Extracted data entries
- - -

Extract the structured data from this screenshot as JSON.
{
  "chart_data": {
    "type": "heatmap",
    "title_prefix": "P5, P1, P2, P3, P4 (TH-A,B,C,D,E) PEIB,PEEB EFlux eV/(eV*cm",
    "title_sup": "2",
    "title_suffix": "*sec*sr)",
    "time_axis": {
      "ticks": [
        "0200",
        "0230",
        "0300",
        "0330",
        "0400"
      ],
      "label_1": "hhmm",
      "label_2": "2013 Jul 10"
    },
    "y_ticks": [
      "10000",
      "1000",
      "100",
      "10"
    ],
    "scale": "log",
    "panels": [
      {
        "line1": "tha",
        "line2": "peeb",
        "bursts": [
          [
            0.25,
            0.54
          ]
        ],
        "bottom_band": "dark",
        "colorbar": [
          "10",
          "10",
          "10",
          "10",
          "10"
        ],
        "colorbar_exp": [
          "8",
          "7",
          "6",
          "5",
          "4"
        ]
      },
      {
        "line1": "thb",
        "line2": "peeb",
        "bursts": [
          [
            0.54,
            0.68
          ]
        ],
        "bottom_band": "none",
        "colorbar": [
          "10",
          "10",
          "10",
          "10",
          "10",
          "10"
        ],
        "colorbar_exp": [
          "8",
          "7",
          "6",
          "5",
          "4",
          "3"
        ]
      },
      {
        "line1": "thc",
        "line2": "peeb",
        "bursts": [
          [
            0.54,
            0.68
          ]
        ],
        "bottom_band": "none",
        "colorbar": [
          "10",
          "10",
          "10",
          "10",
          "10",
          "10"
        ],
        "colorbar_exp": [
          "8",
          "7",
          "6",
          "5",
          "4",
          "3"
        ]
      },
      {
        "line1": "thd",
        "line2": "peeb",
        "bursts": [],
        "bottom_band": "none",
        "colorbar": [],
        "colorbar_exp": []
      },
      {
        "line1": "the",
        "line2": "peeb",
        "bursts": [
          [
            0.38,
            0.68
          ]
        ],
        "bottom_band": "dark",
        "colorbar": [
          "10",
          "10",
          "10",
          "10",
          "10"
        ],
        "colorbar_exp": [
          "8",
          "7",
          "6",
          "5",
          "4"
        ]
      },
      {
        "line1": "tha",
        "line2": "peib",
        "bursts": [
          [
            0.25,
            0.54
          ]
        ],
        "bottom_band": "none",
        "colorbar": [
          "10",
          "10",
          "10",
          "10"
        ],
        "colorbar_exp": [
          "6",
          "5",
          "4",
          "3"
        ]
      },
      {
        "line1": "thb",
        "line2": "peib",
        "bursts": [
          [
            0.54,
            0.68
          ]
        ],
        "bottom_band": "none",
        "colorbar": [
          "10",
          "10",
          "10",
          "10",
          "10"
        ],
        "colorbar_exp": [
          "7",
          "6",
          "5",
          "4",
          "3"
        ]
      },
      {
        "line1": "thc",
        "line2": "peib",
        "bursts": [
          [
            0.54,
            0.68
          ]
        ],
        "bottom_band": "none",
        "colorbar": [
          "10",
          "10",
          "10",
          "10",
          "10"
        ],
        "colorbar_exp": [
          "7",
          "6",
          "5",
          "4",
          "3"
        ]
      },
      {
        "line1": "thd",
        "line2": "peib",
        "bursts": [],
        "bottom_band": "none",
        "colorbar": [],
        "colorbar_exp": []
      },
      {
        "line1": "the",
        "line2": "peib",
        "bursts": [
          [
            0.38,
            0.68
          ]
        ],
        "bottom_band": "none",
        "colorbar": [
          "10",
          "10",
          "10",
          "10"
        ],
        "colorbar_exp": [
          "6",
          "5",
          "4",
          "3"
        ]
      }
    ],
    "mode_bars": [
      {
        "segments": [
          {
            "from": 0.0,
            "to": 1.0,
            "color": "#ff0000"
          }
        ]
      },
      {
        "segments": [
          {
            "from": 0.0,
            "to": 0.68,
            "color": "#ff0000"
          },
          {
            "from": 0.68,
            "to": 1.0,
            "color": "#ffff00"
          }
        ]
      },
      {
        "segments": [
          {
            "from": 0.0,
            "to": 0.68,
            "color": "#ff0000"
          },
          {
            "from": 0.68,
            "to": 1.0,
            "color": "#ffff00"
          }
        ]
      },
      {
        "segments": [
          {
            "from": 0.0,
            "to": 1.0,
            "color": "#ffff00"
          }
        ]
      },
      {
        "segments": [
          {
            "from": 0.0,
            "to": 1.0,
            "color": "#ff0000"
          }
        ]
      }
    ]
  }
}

- - -

» **Problem to solve**
Output every entry shown above, exactly.

» **The output**
Extract the structured data from this screenshot as JSON.
{
  "chart_data": {
    "type": "heatmap",
    "title_prefix": "P5, P1, P2, P3, P4 (TH-A,B,C,D,E) PEIB,PEEB EFlux eV/(eV*cm",
    "title_sup": "2",
    "title_suffix": "*sec*sr)",
    "time_axis": {
      "ticks": [
        "0200",
        "0230",
        "0300",
        "0330",
        "0400"
      ],
      "label_1": "hhmm",
      "label_2": "2013 Jul 10"
    },
    "y_ticks": [
      "10000",
      "1000",
      "100",
      "10"
    ],
    "scale": "log",
    "panels": [
      {
        "line1": "tha",
        "line2": "peeb",
        "bursts": [
          [
            0.25,
            0.54
          ]
        ],
        "bottom_band": "dark",
        "colorbar": [
          "10",
          "10",
          "10",
          "10",
          "10"
        ],
        "colorbar_exp": [
          "8",
          "7",
          "6",
          "5",
          "4"
        ]
      },
      {
        "line1": "thb",
        "line2": "peeb",
        "bursts": [
          [
            0.54,
            0.68
          ]
        ],
        "bottom_band": "none",
        "colorbar": [
          "10",
          "10",
          "10",
          "10",
          "10",
          "10"
        ],
        "colorbar_exp": [
          "8",
          "7",
          "6",
          "5",
          "4",
          "3"
        ]
      },
      {
        "line1": "thc",
        "line2": "peeb",
        "bursts": [
          [
            0.54,
            0.68
          ]
        ],
        "bottom_band": "none",
        "colorbar": [
          "10",
          "10",
          "10",
          "10",
          "10",
          "10"
        ],
        "colorbar_exp": [
          "8",
          "7",
          "6",
          "5",
          "4",
          "3"
        ]
      },
      {
        "line1": "thd",
        "line2": "peeb",
        "bursts": [],
        "bottom_band": "none",
        "colorbar": [],
        "colorbar_exp": []
      },
      {
        "line1": "the",
        "line2": "peeb",
        "bursts": [
          [
            0.38,
            0.68
          ]
        ],
        "bottom_band": "dark",
        "colorbar": [
          "10",
          "10",
          "10",
          "10",
          "10"
        ],
        "colorbar_exp": [
          "8",
          "7",
          "6",
          "5",
          "4"
        ]
      },
      {
        "line1": "tha",
        "line2": "peib",
        "bursts": [
          [
            0.25,
            0.54
          ]
        ],
        "bottom_band": "none",
        "colorbar": [
          "10",
          "10",
          "10",
          "10"
        ],
        "colorbar_exp": [
          "6",
          "5",
          "4",
          "3"
        ]
      },
      {
        "line1": "thb",
        "line2": "peib",
        "bursts": [
          [
            0.54,
            0.68
          ]
        ],
        "bottom_band": "none",
        "colorbar": [
          "10",
          "10",
          "10",
          "10",
          "10"
        ],
        "colorbar_exp": [
          "7",
          "6",
          "5",
          "4",
          "3"
        ]
      },
      {
        "line1": "thc",
        "line2": "peib",
        "bursts": [
          [
            0.54,
            0.68
          ]
        ],
        "bottom_band": "none",
        "colorbar": [
          "10",
          "10",
          "10",
          "10",
          "10"
        ],
        "colorbar_exp": [
          "7",
          "6",
          "5",
          "4",
          "3"
        ]
      },
      {
        "line1": "thd",
        "line2": "peib",
        "bursts": [],
        "bottom_band": "none",
        "colorbar": [],
        "colorbar_exp": []
      },
      {
        "line1": "the",
        "line2": "peib",
        "bursts": [
          [
            0.38,
            0.68
          ]
        ],
        "bottom_band": "none",
        "colorbar": [
          "10",
          "10",
          "10",
          "10"
        ],
        "colorbar_exp": [
          "6",
          "5",
          "4",
          "3"
        ]
      }
    ],
    "mode_bars": [
      {
        "segments": [
          {
            "from": 0.0,
            "to": 1.0,
            "color": "#ff0000"
          }
        ]
      },
      {
        "segments": [
          {
            "from": 0.0,
            "to": 0.68,
            "color": "#ff0000"
          },
          {
            "from": 0.68,
            "to": 1.0,
            "color": "#ffff00"
          }
        ]
      },
      {
        "segments": [
          {
            "from": 0.0,
            "to": 0.68,
            "color": "#ff0000"
          },
          {
            "from": 0.68,
            "to": 1.0,
            "color": "#ffff00"
          }
        ]
      },
      {
        "segments": [
          {
            "from": 0.0,
            "to": 1.0,
            "color": "#ffff00"
          }
        ]
      },
      {
        "segments": [
          {
            "from": 0.0,
            "to": 1.0,
            "color": "#ff0000"
          }
        ]
      }
    ]
  }
}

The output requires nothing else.